> WHAT TO WORK ON: Look through the material below. Copy each line that contains the string "JSON".

··· RECORDED DATA

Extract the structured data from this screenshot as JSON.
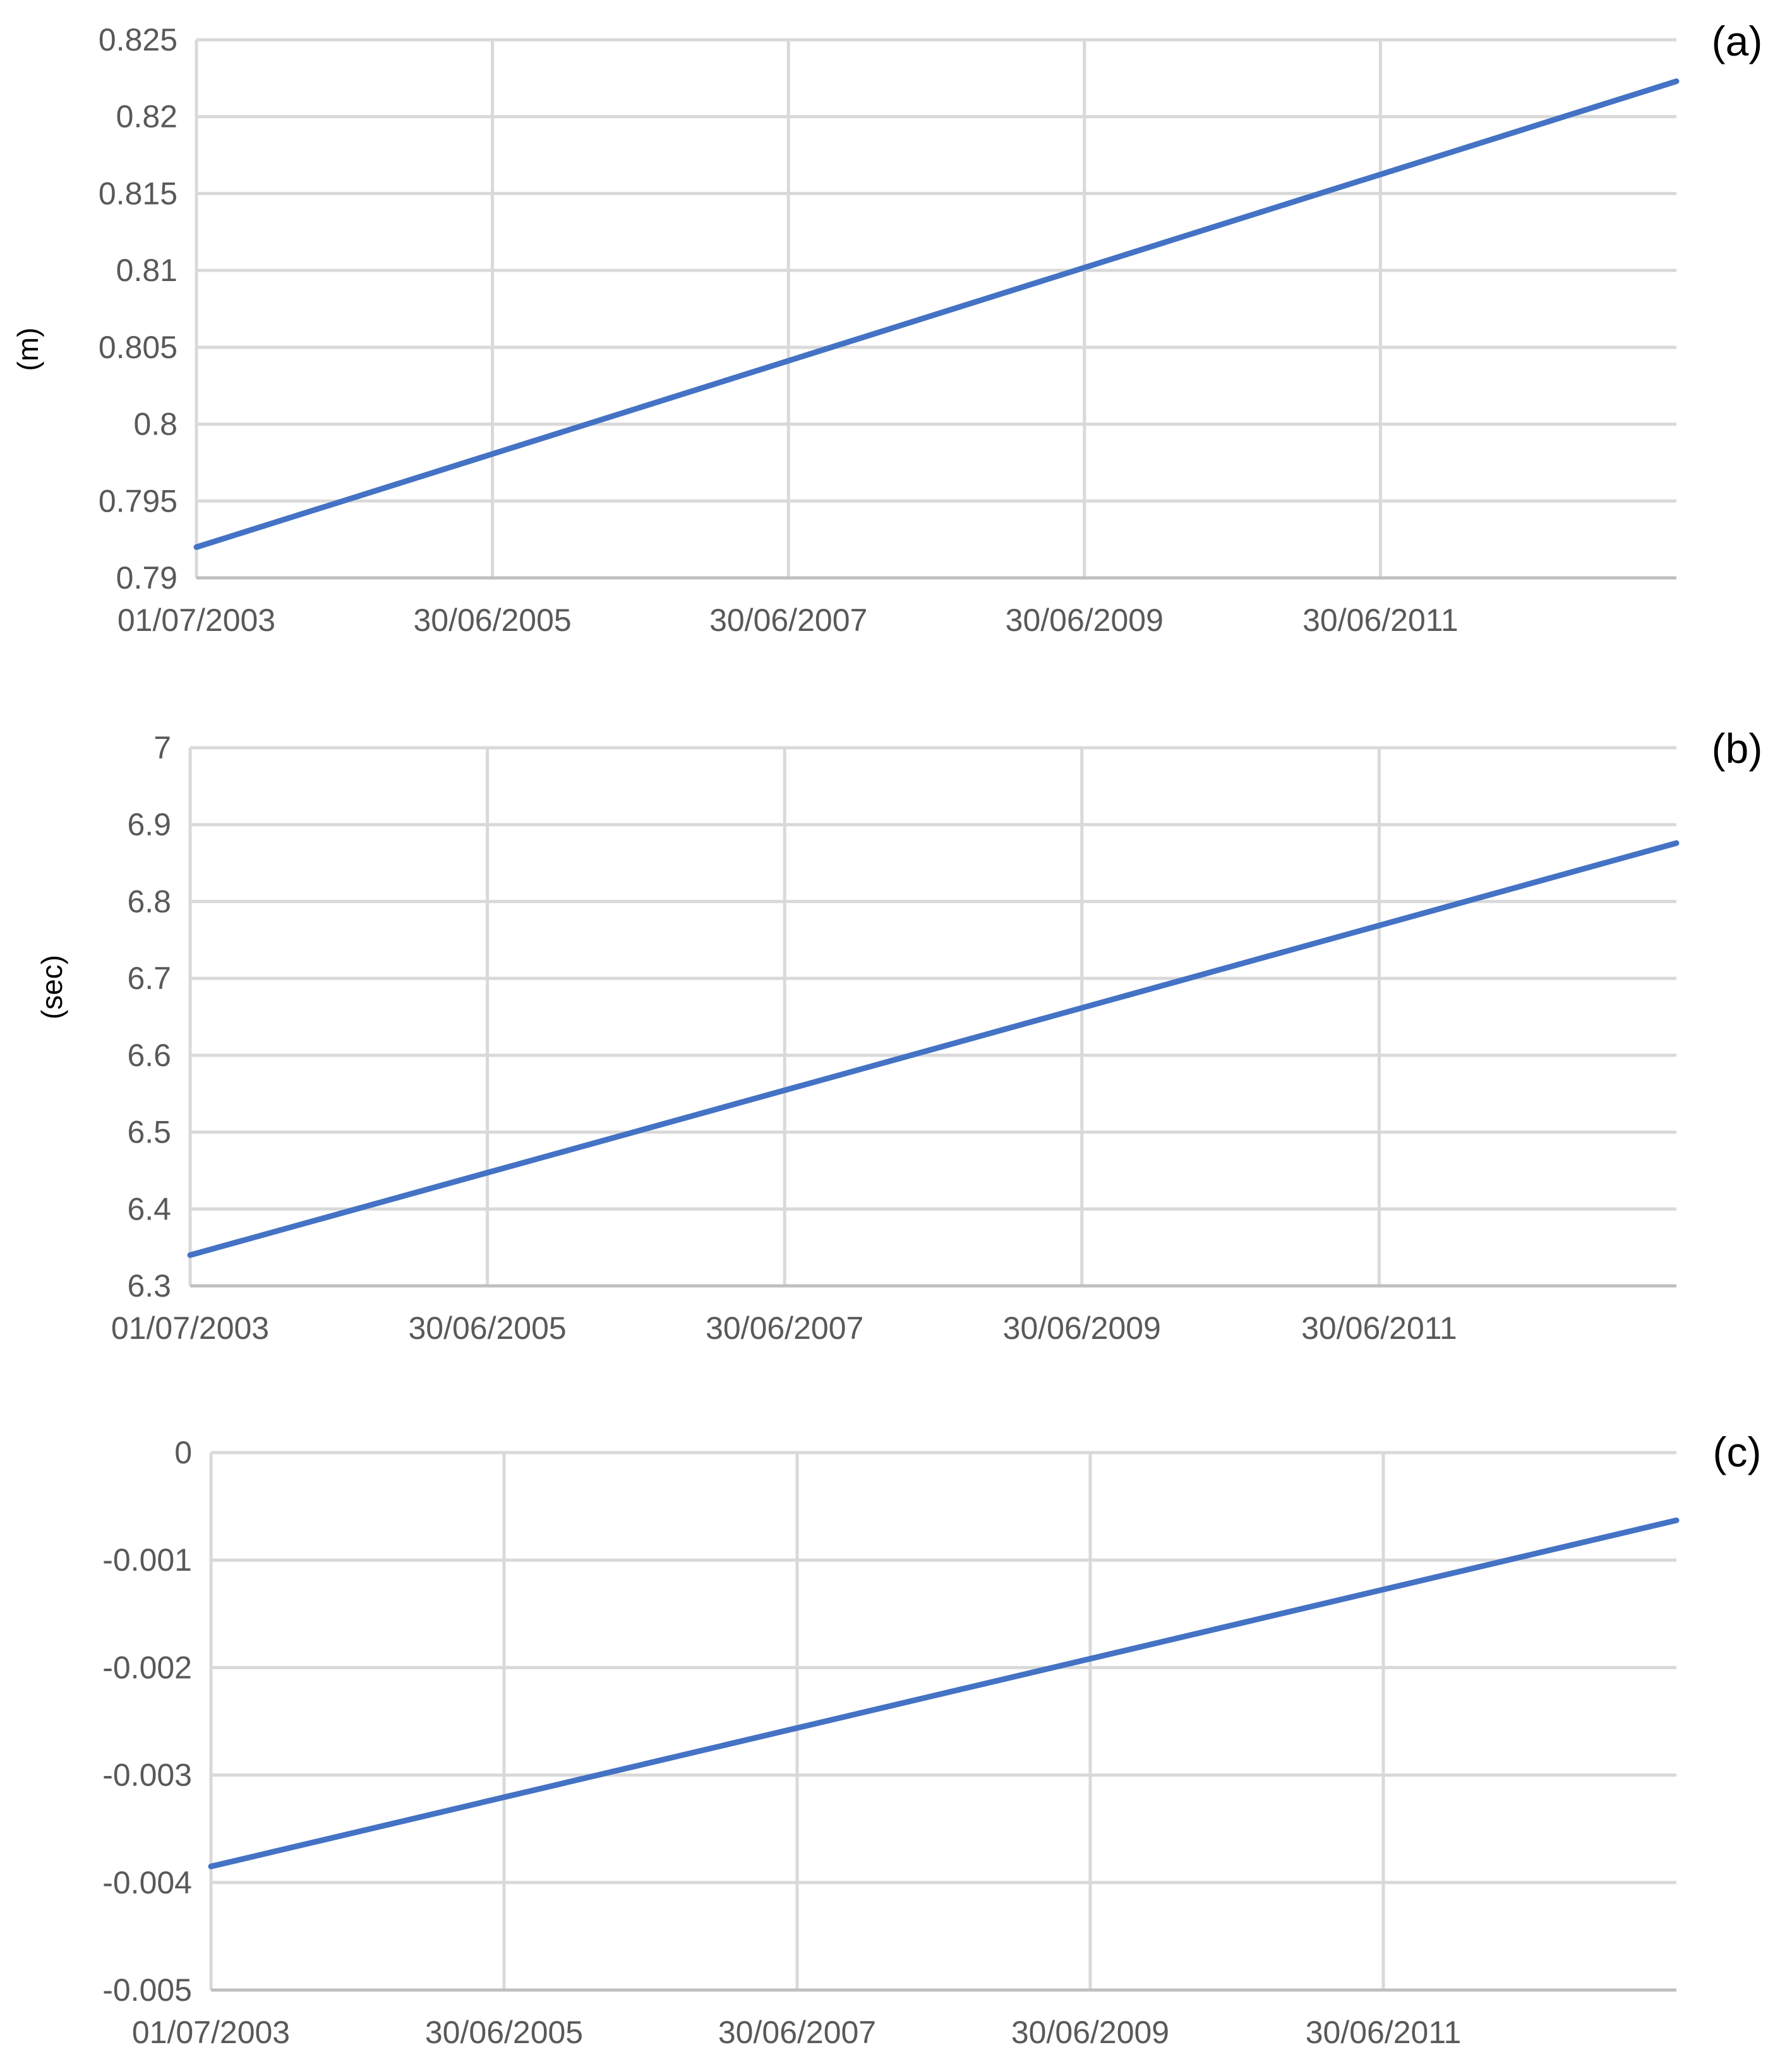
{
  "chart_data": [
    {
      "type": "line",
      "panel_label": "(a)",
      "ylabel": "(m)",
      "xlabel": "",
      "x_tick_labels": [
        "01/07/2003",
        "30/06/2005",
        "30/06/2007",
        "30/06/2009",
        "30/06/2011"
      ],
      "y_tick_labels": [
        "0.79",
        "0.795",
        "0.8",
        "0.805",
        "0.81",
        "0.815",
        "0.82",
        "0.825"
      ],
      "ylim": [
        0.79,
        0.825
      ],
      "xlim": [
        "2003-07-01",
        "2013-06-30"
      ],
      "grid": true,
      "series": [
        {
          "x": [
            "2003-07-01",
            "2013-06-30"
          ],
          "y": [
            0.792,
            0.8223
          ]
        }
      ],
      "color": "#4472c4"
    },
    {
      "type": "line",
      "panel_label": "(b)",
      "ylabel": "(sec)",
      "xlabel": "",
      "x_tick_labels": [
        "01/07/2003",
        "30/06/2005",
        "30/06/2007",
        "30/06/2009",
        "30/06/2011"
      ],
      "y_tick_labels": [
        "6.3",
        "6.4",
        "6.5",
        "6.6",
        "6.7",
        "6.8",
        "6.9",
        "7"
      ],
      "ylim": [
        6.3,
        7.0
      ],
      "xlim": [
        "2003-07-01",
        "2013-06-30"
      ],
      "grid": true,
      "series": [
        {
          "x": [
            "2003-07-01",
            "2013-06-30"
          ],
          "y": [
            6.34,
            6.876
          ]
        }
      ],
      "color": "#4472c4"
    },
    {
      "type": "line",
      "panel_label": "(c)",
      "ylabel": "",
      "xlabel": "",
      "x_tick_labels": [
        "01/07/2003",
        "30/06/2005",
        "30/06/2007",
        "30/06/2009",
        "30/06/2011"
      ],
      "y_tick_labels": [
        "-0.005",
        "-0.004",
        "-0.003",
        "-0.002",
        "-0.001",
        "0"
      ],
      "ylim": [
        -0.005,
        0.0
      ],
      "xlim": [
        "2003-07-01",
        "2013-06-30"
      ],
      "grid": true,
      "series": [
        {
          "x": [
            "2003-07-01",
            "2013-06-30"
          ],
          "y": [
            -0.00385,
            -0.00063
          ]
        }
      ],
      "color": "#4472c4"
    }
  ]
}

······
··· RECORDED DATA

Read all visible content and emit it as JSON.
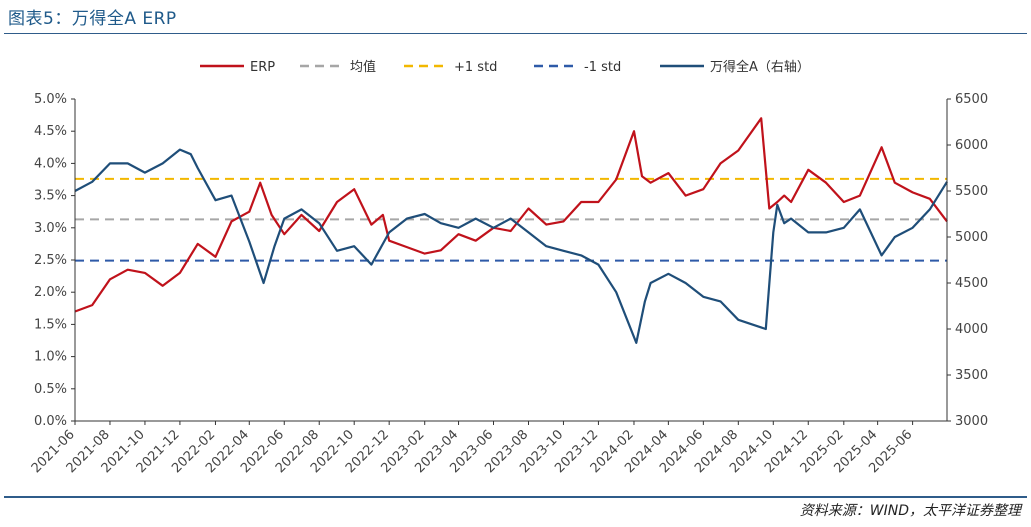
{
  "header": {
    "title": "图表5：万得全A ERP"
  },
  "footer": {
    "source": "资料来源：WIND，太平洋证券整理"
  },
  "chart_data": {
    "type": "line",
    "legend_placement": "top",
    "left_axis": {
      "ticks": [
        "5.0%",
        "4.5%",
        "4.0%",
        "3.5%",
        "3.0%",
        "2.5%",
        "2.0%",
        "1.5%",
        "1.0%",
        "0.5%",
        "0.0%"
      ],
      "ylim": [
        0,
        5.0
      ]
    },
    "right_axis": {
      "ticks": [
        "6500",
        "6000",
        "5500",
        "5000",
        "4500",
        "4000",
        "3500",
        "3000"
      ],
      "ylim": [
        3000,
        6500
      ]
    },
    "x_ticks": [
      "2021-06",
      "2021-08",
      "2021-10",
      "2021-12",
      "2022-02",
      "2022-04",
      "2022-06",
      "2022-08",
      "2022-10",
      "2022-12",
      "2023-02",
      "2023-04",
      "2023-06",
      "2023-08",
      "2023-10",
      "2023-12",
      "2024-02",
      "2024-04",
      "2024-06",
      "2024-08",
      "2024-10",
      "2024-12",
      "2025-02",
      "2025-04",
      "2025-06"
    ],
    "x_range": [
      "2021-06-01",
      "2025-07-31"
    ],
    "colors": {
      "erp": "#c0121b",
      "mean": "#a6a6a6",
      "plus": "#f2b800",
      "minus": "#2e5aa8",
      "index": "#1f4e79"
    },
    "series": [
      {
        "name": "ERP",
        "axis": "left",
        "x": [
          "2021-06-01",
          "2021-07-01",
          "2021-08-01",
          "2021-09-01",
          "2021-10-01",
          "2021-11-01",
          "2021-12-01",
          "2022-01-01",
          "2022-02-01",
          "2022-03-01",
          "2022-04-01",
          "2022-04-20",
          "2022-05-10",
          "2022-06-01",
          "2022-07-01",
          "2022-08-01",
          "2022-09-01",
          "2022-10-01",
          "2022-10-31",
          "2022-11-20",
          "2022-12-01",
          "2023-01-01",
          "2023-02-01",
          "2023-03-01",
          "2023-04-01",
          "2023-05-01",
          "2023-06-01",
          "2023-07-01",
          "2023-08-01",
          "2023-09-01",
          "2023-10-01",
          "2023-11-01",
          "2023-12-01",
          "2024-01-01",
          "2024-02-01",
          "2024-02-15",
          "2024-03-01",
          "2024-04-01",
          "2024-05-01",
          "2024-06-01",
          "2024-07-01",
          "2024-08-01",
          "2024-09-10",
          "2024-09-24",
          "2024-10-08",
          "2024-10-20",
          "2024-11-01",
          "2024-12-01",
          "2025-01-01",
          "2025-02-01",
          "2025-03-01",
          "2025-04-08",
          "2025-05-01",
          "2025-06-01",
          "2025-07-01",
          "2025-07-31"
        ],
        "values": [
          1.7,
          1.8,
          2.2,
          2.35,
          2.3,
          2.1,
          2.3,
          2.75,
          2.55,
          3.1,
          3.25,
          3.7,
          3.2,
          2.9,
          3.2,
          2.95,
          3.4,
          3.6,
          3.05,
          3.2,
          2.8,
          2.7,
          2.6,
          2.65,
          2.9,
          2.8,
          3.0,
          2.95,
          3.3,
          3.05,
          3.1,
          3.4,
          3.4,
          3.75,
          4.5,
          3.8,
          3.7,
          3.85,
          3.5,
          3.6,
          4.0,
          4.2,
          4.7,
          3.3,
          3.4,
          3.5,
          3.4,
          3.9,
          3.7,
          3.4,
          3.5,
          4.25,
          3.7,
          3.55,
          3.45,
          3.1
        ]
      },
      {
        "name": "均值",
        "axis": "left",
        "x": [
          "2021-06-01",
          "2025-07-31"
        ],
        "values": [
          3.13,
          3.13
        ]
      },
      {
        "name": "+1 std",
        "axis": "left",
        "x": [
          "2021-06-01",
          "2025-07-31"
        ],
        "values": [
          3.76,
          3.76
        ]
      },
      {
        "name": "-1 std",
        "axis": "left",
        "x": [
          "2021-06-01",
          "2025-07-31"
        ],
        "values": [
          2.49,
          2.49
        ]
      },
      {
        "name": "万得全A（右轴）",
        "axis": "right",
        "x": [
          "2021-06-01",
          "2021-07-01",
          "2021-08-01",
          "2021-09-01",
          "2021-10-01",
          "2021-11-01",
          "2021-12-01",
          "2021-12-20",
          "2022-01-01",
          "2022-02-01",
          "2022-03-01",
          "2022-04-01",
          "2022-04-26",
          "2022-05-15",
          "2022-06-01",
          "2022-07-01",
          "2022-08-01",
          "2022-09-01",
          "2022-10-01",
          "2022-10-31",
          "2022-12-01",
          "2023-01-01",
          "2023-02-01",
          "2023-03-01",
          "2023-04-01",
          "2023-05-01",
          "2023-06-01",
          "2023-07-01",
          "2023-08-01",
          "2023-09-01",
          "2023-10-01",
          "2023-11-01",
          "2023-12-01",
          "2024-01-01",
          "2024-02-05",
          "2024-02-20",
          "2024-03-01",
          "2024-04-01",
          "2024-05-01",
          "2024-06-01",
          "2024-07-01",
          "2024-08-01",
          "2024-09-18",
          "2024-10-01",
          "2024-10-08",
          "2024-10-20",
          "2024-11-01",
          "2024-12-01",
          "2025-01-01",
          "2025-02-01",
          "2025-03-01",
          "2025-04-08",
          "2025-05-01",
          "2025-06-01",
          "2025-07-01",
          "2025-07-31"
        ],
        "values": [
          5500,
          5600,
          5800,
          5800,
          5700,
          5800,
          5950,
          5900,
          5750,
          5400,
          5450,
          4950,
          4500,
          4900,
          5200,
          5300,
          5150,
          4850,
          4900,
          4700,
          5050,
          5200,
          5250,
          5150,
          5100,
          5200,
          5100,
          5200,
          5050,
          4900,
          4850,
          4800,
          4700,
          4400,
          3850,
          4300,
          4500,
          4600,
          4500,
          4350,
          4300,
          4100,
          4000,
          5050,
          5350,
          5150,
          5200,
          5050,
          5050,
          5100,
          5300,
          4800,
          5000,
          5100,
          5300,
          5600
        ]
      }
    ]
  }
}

······

> CORRECT RESPONSE:
Extract the structured data from this screenshot as JSON.
Read all visible content and emit it as JSON.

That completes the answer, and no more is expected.